Would you return the complete listing below word for word?

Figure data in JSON
--- start ---

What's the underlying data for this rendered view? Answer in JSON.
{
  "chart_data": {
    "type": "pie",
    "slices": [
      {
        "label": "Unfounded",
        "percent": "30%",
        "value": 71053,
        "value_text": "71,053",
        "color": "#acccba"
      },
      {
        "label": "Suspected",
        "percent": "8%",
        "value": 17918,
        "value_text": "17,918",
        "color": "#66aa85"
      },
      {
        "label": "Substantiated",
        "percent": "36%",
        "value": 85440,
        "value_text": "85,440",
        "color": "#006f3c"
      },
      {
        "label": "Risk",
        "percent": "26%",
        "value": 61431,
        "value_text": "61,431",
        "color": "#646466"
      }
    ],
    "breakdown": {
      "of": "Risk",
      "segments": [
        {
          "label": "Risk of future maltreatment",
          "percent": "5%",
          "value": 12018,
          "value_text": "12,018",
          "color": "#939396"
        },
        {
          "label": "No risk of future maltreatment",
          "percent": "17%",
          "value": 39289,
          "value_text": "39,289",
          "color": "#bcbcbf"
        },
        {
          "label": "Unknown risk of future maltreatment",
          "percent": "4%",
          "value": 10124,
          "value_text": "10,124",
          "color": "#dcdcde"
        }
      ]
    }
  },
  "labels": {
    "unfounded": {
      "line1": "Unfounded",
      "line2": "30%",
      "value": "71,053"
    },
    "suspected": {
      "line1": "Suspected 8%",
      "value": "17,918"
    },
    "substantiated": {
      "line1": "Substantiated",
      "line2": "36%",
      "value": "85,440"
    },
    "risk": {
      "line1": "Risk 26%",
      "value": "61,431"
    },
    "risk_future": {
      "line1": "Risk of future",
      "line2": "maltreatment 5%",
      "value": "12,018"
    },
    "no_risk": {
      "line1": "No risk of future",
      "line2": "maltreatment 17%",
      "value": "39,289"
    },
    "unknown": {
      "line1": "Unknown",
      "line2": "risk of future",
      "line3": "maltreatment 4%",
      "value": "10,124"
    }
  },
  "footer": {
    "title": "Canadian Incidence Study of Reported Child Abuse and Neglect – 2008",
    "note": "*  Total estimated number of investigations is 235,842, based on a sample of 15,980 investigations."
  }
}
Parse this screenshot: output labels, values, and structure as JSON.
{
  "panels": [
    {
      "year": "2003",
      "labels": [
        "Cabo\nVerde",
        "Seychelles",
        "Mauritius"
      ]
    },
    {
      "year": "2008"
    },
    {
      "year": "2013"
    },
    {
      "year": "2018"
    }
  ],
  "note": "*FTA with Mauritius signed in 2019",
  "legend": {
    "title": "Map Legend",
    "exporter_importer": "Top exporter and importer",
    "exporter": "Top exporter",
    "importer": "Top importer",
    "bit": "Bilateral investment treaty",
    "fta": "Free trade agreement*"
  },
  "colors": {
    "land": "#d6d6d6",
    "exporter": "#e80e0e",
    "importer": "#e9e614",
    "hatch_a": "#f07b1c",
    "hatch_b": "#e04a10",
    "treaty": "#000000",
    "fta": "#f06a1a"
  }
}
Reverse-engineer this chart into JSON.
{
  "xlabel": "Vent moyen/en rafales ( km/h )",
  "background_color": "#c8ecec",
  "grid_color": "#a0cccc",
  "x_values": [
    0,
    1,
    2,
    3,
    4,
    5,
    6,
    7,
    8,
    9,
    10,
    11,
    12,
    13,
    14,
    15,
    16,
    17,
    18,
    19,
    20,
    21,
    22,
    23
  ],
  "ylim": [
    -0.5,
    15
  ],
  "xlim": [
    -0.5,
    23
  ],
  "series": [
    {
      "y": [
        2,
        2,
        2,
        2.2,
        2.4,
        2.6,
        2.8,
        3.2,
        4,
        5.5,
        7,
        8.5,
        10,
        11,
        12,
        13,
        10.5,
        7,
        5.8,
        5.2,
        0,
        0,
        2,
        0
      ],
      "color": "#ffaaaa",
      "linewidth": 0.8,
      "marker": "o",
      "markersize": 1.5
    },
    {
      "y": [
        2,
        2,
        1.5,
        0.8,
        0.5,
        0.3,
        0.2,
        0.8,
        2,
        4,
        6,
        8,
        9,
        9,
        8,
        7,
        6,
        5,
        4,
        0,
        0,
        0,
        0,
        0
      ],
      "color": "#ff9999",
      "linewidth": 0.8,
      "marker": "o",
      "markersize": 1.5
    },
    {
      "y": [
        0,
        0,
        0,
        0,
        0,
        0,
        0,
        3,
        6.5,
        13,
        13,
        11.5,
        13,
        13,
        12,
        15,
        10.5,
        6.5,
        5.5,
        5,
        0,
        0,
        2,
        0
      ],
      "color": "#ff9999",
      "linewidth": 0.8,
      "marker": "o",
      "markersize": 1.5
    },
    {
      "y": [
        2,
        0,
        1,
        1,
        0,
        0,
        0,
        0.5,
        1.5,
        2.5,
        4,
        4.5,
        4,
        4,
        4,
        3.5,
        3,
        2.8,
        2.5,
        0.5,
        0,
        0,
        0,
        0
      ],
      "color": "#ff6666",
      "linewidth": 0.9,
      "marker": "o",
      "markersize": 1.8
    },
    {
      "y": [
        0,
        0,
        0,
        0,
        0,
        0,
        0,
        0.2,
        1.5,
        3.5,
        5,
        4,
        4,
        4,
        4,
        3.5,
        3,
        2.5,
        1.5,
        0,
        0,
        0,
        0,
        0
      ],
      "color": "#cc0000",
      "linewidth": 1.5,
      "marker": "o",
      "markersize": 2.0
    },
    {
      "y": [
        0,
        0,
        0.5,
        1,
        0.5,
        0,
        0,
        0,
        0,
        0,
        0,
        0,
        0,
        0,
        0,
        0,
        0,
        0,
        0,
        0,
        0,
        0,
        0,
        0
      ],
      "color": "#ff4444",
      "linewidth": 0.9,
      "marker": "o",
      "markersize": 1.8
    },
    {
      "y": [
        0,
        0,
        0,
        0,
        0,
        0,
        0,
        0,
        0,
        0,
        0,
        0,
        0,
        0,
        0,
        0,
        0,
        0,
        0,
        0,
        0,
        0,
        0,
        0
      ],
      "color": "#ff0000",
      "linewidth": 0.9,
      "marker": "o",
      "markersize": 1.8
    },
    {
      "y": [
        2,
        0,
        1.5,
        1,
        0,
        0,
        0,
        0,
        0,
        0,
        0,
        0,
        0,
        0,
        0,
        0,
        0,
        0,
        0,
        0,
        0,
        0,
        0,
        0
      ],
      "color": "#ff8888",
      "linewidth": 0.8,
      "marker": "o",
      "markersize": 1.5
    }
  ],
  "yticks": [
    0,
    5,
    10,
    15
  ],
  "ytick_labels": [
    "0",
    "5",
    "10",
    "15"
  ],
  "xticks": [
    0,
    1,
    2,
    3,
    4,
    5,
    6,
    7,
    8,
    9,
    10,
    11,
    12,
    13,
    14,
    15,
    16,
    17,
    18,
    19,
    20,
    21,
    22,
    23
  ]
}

--- end ---

### Final result:
What's the underlying data for this rendered view? Answer in JSON.
{
  "chart_data": {
    "type": "pie",
    "slices": [
      {
        "label": "Unfounded",
        "percent": "30%",
        "value": 71053,
        "value_text": "71,053",
        "color": "#acccba"
      },
      {
        "label": "Suspected",
        "percent": "8%",
        "value": 17918,
        "value_text": "17,918",
        "color": "#66aa85"
      },
      {
        "label": "Substantiated",
        "percent": "36%",
        "value": 85440,
        "value_text": "85,440",
        "color": "#006f3c"
      },
      {
        "label": "Risk",
        "percent": "26%",
        "value": 61431,
        "value_text": "61,431",
        "color": "#646466"
      }
    ],
    "breakdown": {
      "of": "Risk",
      "segments": [
        {
          "label": "Risk of future maltreatment",
          "percent": "5%",
          "value": 12018,
          "value_text": "12,018",
          "color": "#939396"
        },
        {
          "label": "No risk of future maltreatment",
          "percent": "17%",
          "value": 39289,
          "value_text": "39,289",
          "color": "#bcbcbf"
        },
        {
          "label": "Unknown risk of future maltreatment",
          "percent": "4%",
          "value": 10124,
          "value_text": "10,124",
          "color": "#dcdcde"
        }
      ]
    }
  },
  "labels": {
    "unfounded": {
      "line1": "Unfounded",
      "line2": "30%",
      "value": "71,053"
    },
    "suspected": {
      "line1": "Suspected 8%",
      "value": "17,918"
    },
    "substantiated": {
      "line1": "Substantiated",
      "line2": "36%",
      "value": "85,440"
    },
    "risk": {
      "line1": "Risk 26%",
      "value": "61,431"
    },
    "risk_future": {
      "line1": "Risk of future",
      "line2": "maltreatment 5%",
      "value": "12,018"
    },
    "no_risk": {
      "line1": "No risk of future",
      "line2": "maltreatment 17%",
      "value": "39,289"
    },
    "unknown": {
      "line1": "Unknown",
      "line2": "risk of future",
      "line3": "maltreatment 4%",
      "value": "10,124"
    }
  },
  "footer": {
    "title": "Canadian Incidence Study of Reported Child Abuse and Neglect – 2008",
    "note": "*  Total estimated number of investigations is 235,842, based on a sample of 15,980 investigations."
  }
}
Parse this screenshot: output labels, values, and structure as JSON.
{
  "panels": [
    {
      "year": "2003",
      "labels": [
        "Cabo\nVerde",
        "Seychelles",
        "Mauritius"
      ]
    },
    {
      "year": "2008"
    },
    {
      "year": "2013"
    },
    {
      "year": "2018"
    }
  ],
  "note": "*FTA with Mauritius signed in 2019",
  "legend": {
    "title": "Map Legend",
    "exporter_importer": "Top exporter and importer",
    "exporter": "Top exporter",
    "importer": "Top importer",
    "bit": "Bilateral investment treaty",
    "fta": "Free trade agreement*"
  },
  "colors": {
    "land": "#d6d6d6",
    "exporter": "#e80e0e",
    "importer": "#e9e614",
    "hatch_a": "#f07b1c",
    "hatch_b": "#e04a10",
    "treaty": "#000000",
    "fta": "#f06a1a"
  }
}
Reverse-engineer this chart into JSON.
{
  "xlabel": "Vent moyen/en rafales ( km/h )",
  "background_color": "#c8ecec",
  "grid_color": "#a0cccc",
  "x_values": [
    0,
    1,
    2,
    3,
    4,
    5,
    6,
    7,
    8,
    9,
    10,
    11,
    12,
    13,
    14,
    15,
    16,
    17,
    18,
    19,
    20,
    21,
    22,
    23
  ],
  "ylim": [
    -0.5,
    15
  ],
  "xlim": [
    -0.5,
    23
  ],
  "series": [
    {
      "y": [
        2,
        2,
        2,
        2.2,
        2.4,
        2.6,
        2.8,
        3.2,
        4,
        5.5,
        7,
        8.5,
        10,
        11,
        12,
        13,
        10.5,
        7,
        5.8,
        5.2,
        0,
        0,
        2,
        0
      ],
      "color": "#ffaaaa",
      "linewidth": 0.8,
      "marker": "o",
      "markersize": 1.5
    },
    {
      "y": [
        2,
        2,
        1.5,
        0.8,
        0.5,
        0.3,
        0.2,
        0.8,
        2,
        4,
        6,
        8,
        9,
        9,
        8,
        7,
        6,
        5,
        4,
        0,
        0,
        0,
        0,
        0
      ],
      "color": "#ff9999",
      "linewidth": 0.8,
      "marker": "o",
      "markersize": 1.5
    },
    {
      "y": [
        0,
        0,
        0,
        0,
        0,
        0,
        0,
        3,
        6.5,
        13,
        13,
        11.5,
        13,
        13,
        12,
        15,
        10.5,
        6.5,
        5.5,
        5,
        0,
        0,
        2,
        0
      ],
      "color": "#ff9999",
      "linewidth": 0.8,
      "marker": "o",
      "markersize": 1.5
    },
    {
      "y": [
        2,
        0,
        1,
        1,
        0,
        0,
        0,
        0.5,
        1.5,
        2.5,
        4,
        4.5,
        4,
        4,
        4,
        3.5,
        3,
        2.8,
        2.5,
        0.5,
        0,
        0,
        0,
        0
      ],
      "color": "#ff6666",
      "linewidth": 0.9,
      "marker": "o",
      "markersize": 1.8
    },
    {
      "y": [
        0,
        0,
        0,
        0,
        0,
        0,
        0,
        0.2,
        1.5,
        3.5,
        5,
        4,
        4,
        4,
        4,
        3.5,
        3,
        2.5,
        1.5,
        0,
        0,
        0,
        0,
        0
      ],
      "color": "#cc0000",
      "linewidth": 1.5,
      "marker": "o",
      "markersize": 2.0
    },
    {
      "y": [
        0,
        0,
        0.5,
        1,
        0.5,
        0,
        0,
        0,
        0,
        0,
        0,
        0,
        0,
        0,
        0,
        0,
        0,
        0,
        0,
        0,
        0,
        0,
        0,
        0
      ],
      "color": "#ff4444",
      "linewidth": 0.9,
      "marker": "o",
      "markersize": 1.8
    },
    {
      "y": [
        0,
        0,
        0,
        0,
        0,
        0,
        0,
        0,
        0,
        0,
        0,
        0,
        0,
        0,
        0,
        0,
        0,
        0,
        0,
        0,
        0,
        0,
        0,
        0
      ],
      "color": "#ff0000",
      "linewidth": 0.9,
      "marker": "o",
      "markersize": 1.8
    },
    {
      "y": [
        2,
        0,
        1.5,
        1,
        0,
        0,
        0,
        0,
        0,
        0,
        0,
        0,
        0,
        0,
        0,
        0,
        0,
        0,
        0,
        0,
        0,
        0,
        0,
        0
      ],
      "color": "#ff8888",
      "linewidth": 0.8,
      "marker": "o",
      "markersize": 1.5
    }
  ],
  "yticks": [
    0,
    5,
    10,
    15
  ],
  "ytick_labels": [
    "0",
    "5",
    "10",
    "15"
  ],
  "xticks": [
    0,
    1,
    2,
    3,
    4,
    5,
    6,
    7,
    8,
    9,
    10,
    11,
    12,
    13,
    14,
    15,
    16,
    17,
    18,
    19,
    20,
    21,
    22,
    23
  ]
}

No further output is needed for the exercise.